[Figure record listings]
==============================

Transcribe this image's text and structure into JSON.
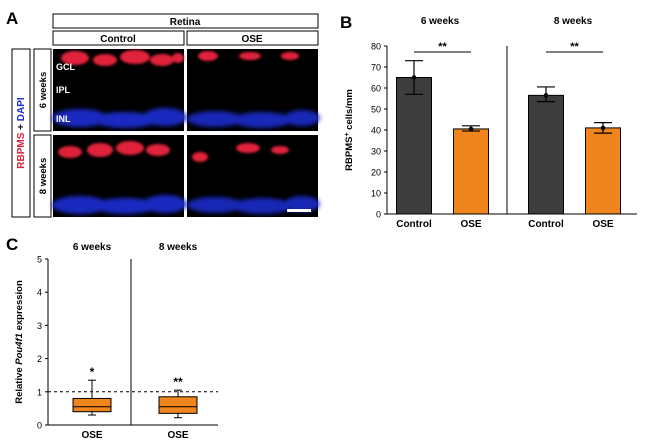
{
  "panel_a": {
    "letter": "A",
    "header": "Retina",
    "columns": [
      "Control",
      "OSE"
    ],
    "rows": [
      "6 weeks",
      "8 weeks"
    ],
    "side_label_red": "RBPMS",
    "side_label_plus": " + ",
    "side_label_blue": "DAPI",
    "layers": [
      "GCL",
      "IPL",
      "INL"
    ],
    "colors": {
      "nuclei": "#1a2fd6",
      "rbpms": "#e0243a",
      "background": "#000000"
    }
  },
  "chart_data": [
    {
      "type": "bar",
      "panel": "B",
      "ylabel_main": "RBPMS",
      "ylabel_sup": "+",
      "ylabel_rest": " cells/mm",
      "ylim": [
        0,
        80
      ],
      "yticks": [
        0,
        10,
        20,
        30,
        40,
        50,
        60,
        70,
        80
      ],
      "groups": [
        {
          "title": "6 weeks",
          "significance": "**",
          "bars": [
            {
              "category": "Control",
              "value": 65,
              "err_low": 57,
              "err_high": 73,
              "color": "#3d3d3d"
            },
            {
              "category": "OSE",
              "value": 40.5,
              "err_low": 39.5,
              "err_high": 42,
              "color": "#f0851e"
            }
          ]
        },
        {
          "title": "8 weeks",
          "significance": "**",
          "bars": [
            {
              "category": "Control",
              "value": 56.5,
              "err_low": 53.5,
              "err_high": 60.5,
              "color": "#3d3d3d"
            },
            {
              "category": "OSE",
              "value": 41,
              "err_low": 38.5,
              "err_high": 43.5,
              "color": "#f0851e"
            }
          ]
        }
      ]
    },
    {
      "type": "box",
      "panel": "C",
      "ylabel_pre": "Relative ",
      "ylabel_italic": "Pou4f1",
      "ylabel_post": " expression",
      "ylim": [
        0,
        5
      ],
      "yticks": [
        0,
        1,
        2,
        3,
        4,
        5
      ],
      "reference_line": 1,
      "groups": [
        {
          "title": "6 weeks",
          "category": "OSE",
          "significance": "*",
          "whisker_low": 0.3,
          "q1": 0.4,
          "median": 0.55,
          "q3": 0.8,
          "whisker_high": 1.35,
          "color": "#f0851e"
        },
        {
          "title": "8 weeks",
          "category": "OSE",
          "significance": "**",
          "whisker_low": 0.22,
          "q1": 0.35,
          "median": 0.55,
          "q3": 0.85,
          "whisker_high": 1.05,
          "color": "#f0851e"
        }
      ]
    }
  ]
}
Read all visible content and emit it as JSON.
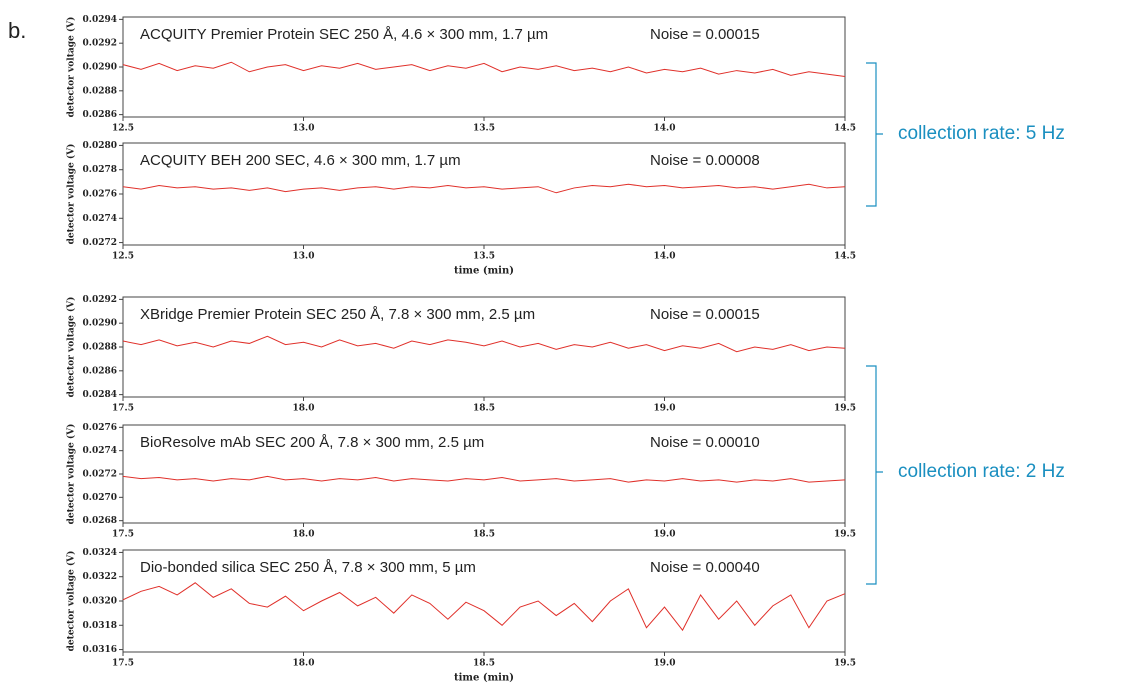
{
  "figure_label": "b.",
  "brackets": [
    {
      "label": "collection rate: 5 Hz"
    },
    {
      "label": "collection rate: 2 Hz"
    }
  ],
  "chart_data": [
    {
      "type": "line",
      "title": "ACQUITY Premier Protein SEC 250 Å, 4.6 × 300 mm, 1.7 µm",
      "annotation": "Noise = 0.00015",
      "y_label": "detector voltage (V)",
      "x": [
        12.5,
        12.55,
        12.6,
        12.65,
        12.7,
        12.75,
        12.8,
        12.85,
        12.9,
        12.95,
        13.0,
        13.05,
        13.1,
        13.15,
        13.2,
        13.25,
        13.3,
        13.35,
        13.4,
        13.45,
        13.5,
        13.55,
        13.6,
        13.65,
        13.7,
        13.75,
        13.8,
        13.85,
        13.9,
        13.95,
        14.0,
        14.05,
        14.1,
        14.15,
        14.2,
        14.25,
        14.3,
        14.35,
        14.4,
        14.45,
        14.5
      ],
      "series": [
        {
          "name": "ACQUITY Premier Protein SEC 250 Å",
          "color": "#e0302a",
          "values": [
            0.02902,
            0.02898,
            0.02903,
            0.02897,
            0.02901,
            0.02899,
            0.02904,
            0.02896,
            0.029,
            0.02902,
            0.02897,
            0.02901,
            0.02899,
            0.02903,
            0.02898,
            0.029,
            0.02902,
            0.02897,
            0.02901,
            0.02899,
            0.02903,
            0.02896,
            0.029,
            0.02898,
            0.02901,
            0.02897,
            0.02899,
            0.02896,
            0.029,
            0.02895,
            0.02898,
            0.02896,
            0.02899,
            0.02894,
            0.02897,
            0.02895,
            0.02898,
            0.02893,
            0.02896,
            0.02894,
            0.02892
          ]
        }
      ],
      "xlim": [
        12.5,
        14.5
      ],
      "xticks": [
        12.5,
        {
          "value": 13.0,
          "label": "13.0"
        },
        13.5,
        {
          "value": 14.0,
          "label": "14.0"
        },
        14.5
      ],
      "ylim": [
        0.02858,
        0.02942
      ],
      "yticks": [
        0.0286,
        0.0288,
        {
          "value": 0.029,
          "label": "0.0290"
        },
        0.0292,
        0.0294
      ]
    },
    {
      "type": "line",
      "title": "ACQUITY BEH 200 SEC, 4.6 × 300 mm, 1.7 µm",
      "annotation": "Noise = 0.00008",
      "y_label": "detector voltage (V)",
      "x_label": "time (min)",
      "x": [
        12.5,
        12.55,
        12.6,
        12.65,
        12.7,
        12.75,
        12.8,
        12.85,
        12.9,
        12.95,
        13.0,
        13.05,
        13.1,
        13.15,
        13.2,
        13.25,
        13.3,
        13.35,
        13.4,
        13.45,
        13.5,
        13.55,
        13.6,
        13.65,
        13.7,
        13.75,
        13.8,
        13.85,
        13.9,
        13.95,
        14.0,
        14.05,
        14.1,
        14.15,
        14.2,
        14.25,
        14.3,
        14.35,
        14.4,
        14.45,
        14.5
      ],
      "series": [
        {
          "name": "ACQUITY BEH 200 SEC",
          "color": "#e0302a",
          "values": [
            0.02766,
            0.02764,
            0.02767,
            0.02765,
            0.02766,
            0.02764,
            0.02765,
            0.02763,
            0.02765,
            0.02762,
            0.02764,
            0.02765,
            0.02763,
            0.02765,
            0.02766,
            0.02764,
            0.02766,
            0.02765,
            0.02767,
            0.02765,
            0.02766,
            0.02764,
            0.02765,
            0.02766,
            0.02761,
            0.02765,
            0.02767,
            0.02766,
            0.02768,
            0.02766,
            0.02767,
            0.02765,
            0.02766,
            0.02767,
            0.02765,
            0.02766,
            0.02764,
            0.02766,
            0.02768,
            0.02765,
            0.02766
          ]
        }
      ],
      "xlim": [
        12.5,
        14.5
      ],
      "xticks": [
        12.5,
        {
          "value": 13.0,
          "label": "13.0"
        },
        13.5,
        {
          "value": 14.0,
          "label": "14.0"
        },
        14.5
      ],
      "ylim": [
        0.02718,
        0.02802
      ],
      "yticks": [
        0.0272,
        0.0274,
        0.0276,
        0.0278,
        {
          "value": 0.028,
          "label": "0.0280"
        }
      ]
    },
    {
      "type": "line",
      "title": "XBridge Premier Protein SEC 250 Å, 7.8 × 300 mm, 2.5 µm",
      "annotation": "Noise = 0.00015",
      "y_label": "detector voltage (V)",
      "x": [
        17.5,
        17.55,
        17.6,
        17.65,
        17.7,
        17.75,
        17.8,
        17.85,
        17.9,
        17.95,
        18.0,
        18.05,
        18.1,
        18.15,
        18.2,
        18.25,
        18.3,
        18.35,
        18.4,
        18.45,
        18.5,
        18.55,
        18.6,
        18.65,
        18.7,
        18.75,
        18.8,
        18.85,
        18.9,
        18.95,
        19.0,
        19.05,
        19.1,
        19.15,
        19.2,
        19.25,
        19.3,
        19.35,
        19.4,
        19.45,
        19.5
      ],
      "series": [
        {
          "name": "XBridge Premier Protein SEC 250 Å",
          "color": "#e0302a",
          "values": [
            0.02885,
            0.02882,
            0.02886,
            0.02881,
            0.02884,
            0.0288,
            0.02885,
            0.02883,
            0.02889,
            0.02882,
            0.02884,
            0.0288,
            0.02886,
            0.02881,
            0.02883,
            0.02879,
            0.02885,
            0.02882,
            0.02886,
            0.02884,
            0.02881,
            0.02885,
            0.0288,
            0.02883,
            0.02878,
            0.02882,
            0.0288,
            0.02884,
            0.02879,
            0.02882,
            0.02877,
            0.02881,
            0.02879,
            0.02883,
            0.02876,
            0.0288,
            0.02878,
            0.02882,
            0.02877,
            0.0288,
            0.02879
          ]
        }
      ],
      "xlim": [
        17.5,
        19.5
      ],
      "xticks": [
        17.5,
        {
          "value": 18.0,
          "label": "18.0"
        },
        18.5,
        {
          "value": 19.0,
          "label": "19.0"
        },
        19.5
      ],
      "ylim": [
        0.02838,
        0.02922
      ],
      "yticks": [
        0.0284,
        0.0286,
        0.0288,
        {
          "value": 0.029,
          "label": "0.0290"
        },
        0.0292
      ]
    },
    {
      "type": "line",
      "title": "BioResolve mAb SEC 200 Å, 7.8 × 300 mm, 2.5 µm",
      "annotation": "Noise = 0.00010",
      "y_label": "detector voltage (V)",
      "x": [
        17.5,
        17.55,
        17.6,
        17.65,
        17.7,
        17.75,
        17.8,
        17.85,
        17.9,
        17.95,
        18.0,
        18.05,
        18.1,
        18.15,
        18.2,
        18.25,
        18.3,
        18.35,
        18.4,
        18.45,
        18.5,
        18.55,
        18.6,
        18.65,
        18.7,
        18.75,
        18.8,
        18.85,
        18.9,
        18.95,
        19.0,
        19.05,
        19.1,
        19.15,
        19.2,
        19.25,
        19.3,
        19.35,
        19.4,
        19.45,
        19.5
      ],
      "series": [
        {
          "name": "BioResolve mAb SEC 200 Å",
          "color": "#e0302a",
          "values": [
            0.02718,
            0.02716,
            0.02717,
            0.02715,
            0.02716,
            0.02714,
            0.02716,
            0.02715,
            0.02718,
            0.02715,
            0.02716,
            0.02714,
            0.02716,
            0.02715,
            0.02717,
            0.02714,
            0.02716,
            0.02715,
            0.02714,
            0.02716,
            0.02715,
            0.02717,
            0.02714,
            0.02715,
            0.02716,
            0.02714,
            0.02715,
            0.02716,
            0.02713,
            0.02715,
            0.02714,
            0.02716,
            0.02714,
            0.02715,
            0.02713,
            0.02715,
            0.02714,
            0.02716,
            0.02713,
            0.02714,
            0.02715
          ]
        }
      ],
      "xlim": [
        17.5,
        19.5
      ],
      "xticks": [
        17.5,
        {
          "value": 18.0,
          "label": "18.0"
        },
        18.5,
        {
          "value": 19.0,
          "label": "19.0"
        },
        19.5
      ],
      "ylim": [
        0.02678,
        0.02762
      ],
      "yticks": [
        0.0268,
        {
          "value": 0.027,
          "label": "0.0270"
        },
        0.0272,
        0.0274,
        0.0276
      ]
    },
    {
      "type": "line",
      "title": "Dio-bonded silica SEC 250 Å, 7.8 × 300 mm, 5 µm",
      "annotation": "Noise = 0.00040",
      "y_label": "detector voltage (V)",
      "x_label": "time (min)",
      "x": [
        17.5,
        17.55,
        17.6,
        17.65,
        17.7,
        17.75,
        17.8,
        17.85,
        17.9,
        17.95,
        18.0,
        18.05,
        18.1,
        18.15,
        18.2,
        18.25,
        18.3,
        18.35,
        18.4,
        18.45,
        18.5,
        18.55,
        18.6,
        18.65,
        18.7,
        18.75,
        18.8,
        18.85,
        18.9,
        18.95,
        19.0,
        19.05,
        19.1,
        19.15,
        19.2,
        19.25,
        19.3,
        19.35,
        19.4,
        19.45,
        19.5
      ],
      "series": [
        {
          "name": "Dio-bonded silica SEC 250 Å",
          "color": "#e0302a",
          "values": [
            0.03201,
            0.03208,
            0.03212,
            0.03205,
            0.03215,
            0.03203,
            0.0321,
            0.03198,
            0.03195,
            0.03204,
            0.03192,
            0.032,
            0.03207,
            0.03196,
            0.03203,
            0.0319,
            0.03205,
            0.03198,
            0.03185,
            0.03199,
            0.03192,
            0.0318,
            0.03195,
            0.032,
            0.03188,
            0.03198,
            0.03183,
            0.032,
            0.0321,
            0.03178,
            0.03195,
            0.03176,
            0.03205,
            0.03185,
            0.032,
            0.0318,
            0.03196,
            0.03205,
            0.03178,
            0.032,
            0.03206
          ]
        }
      ],
      "xlim": [
        17.5,
        19.5
      ],
      "xticks": [
        17.5,
        {
          "value": 18.0,
          "label": "18.0"
        },
        18.5,
        {
          "value": 19.0,
          "label": "19.0"
        },
        19.5
      ],
      "ylim": [
        0.03158,
        0.03242
      ],
      "yticks": [
        0.0316,
        0.0318,
        {
          "value": 0.032,
          "label": "0.0320"
        },
        0.0322,
        0.0324
      ]
    }
  ]
}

==============================

▸ PROBLEM
Line count for the word "XBridge": work out how many lines of the data above include it, and reply with that number alone.

▸ REPLY
2